◆ **Given task**
Read through the data and report every line in which the word "color" occurs.

(Part of a data file)
┄┄┄┄┄┄

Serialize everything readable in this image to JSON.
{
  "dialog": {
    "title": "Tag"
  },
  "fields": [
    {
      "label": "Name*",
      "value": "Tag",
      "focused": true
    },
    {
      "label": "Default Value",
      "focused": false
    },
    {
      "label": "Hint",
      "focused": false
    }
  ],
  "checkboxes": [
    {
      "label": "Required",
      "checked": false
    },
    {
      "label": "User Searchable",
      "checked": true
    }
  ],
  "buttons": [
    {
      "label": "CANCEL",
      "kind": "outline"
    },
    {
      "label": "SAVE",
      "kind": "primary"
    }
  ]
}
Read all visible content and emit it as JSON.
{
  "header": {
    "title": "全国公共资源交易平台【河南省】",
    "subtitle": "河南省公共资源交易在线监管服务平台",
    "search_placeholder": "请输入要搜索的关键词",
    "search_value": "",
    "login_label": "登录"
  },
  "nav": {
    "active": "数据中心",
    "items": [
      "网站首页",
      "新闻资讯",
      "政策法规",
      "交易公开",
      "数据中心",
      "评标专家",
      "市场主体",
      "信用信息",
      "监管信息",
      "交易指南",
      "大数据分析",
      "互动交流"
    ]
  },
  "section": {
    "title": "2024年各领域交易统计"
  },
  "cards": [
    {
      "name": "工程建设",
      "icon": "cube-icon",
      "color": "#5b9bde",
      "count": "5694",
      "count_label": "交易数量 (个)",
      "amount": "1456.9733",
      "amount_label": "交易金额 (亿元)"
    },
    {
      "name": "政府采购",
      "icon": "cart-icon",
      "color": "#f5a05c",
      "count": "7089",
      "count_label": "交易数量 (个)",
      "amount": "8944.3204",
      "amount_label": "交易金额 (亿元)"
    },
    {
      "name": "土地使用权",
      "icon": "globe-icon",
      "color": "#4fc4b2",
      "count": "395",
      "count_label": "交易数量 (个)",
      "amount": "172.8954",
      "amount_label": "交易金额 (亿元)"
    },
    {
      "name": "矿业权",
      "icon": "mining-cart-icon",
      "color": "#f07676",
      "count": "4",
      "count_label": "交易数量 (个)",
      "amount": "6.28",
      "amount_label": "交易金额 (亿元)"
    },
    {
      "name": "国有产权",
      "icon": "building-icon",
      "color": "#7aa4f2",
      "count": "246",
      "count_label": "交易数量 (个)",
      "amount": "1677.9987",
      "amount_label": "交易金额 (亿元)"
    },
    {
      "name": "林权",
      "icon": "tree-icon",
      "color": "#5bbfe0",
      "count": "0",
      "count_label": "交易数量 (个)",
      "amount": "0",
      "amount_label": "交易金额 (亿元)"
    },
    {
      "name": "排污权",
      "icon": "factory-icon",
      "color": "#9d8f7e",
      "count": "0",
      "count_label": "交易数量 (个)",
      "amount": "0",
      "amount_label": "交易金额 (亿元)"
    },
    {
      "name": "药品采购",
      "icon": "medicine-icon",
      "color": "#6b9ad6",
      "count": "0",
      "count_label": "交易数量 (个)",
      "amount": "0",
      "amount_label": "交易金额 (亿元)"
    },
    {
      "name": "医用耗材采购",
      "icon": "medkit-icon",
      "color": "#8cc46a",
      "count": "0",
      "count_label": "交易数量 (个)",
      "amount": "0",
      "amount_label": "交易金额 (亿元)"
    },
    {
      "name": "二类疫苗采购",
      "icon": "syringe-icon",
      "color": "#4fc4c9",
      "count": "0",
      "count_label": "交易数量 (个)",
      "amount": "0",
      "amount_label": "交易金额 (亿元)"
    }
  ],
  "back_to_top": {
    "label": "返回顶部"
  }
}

┄┄┄┄┄┄

◆ **Response to the task**
      "color": "#5b9bde",
      "color": "#f5a05c",
      "color": "#4fc4b2",
      "color": "#f07676",
      "color": "#7aa4f2",
      "color": "#5bbfe0",
      "color": "#9d8f7e",
      "color": "#6b9ad6",
      "color": "#8cc46a",
      "color": "#4fc4c9",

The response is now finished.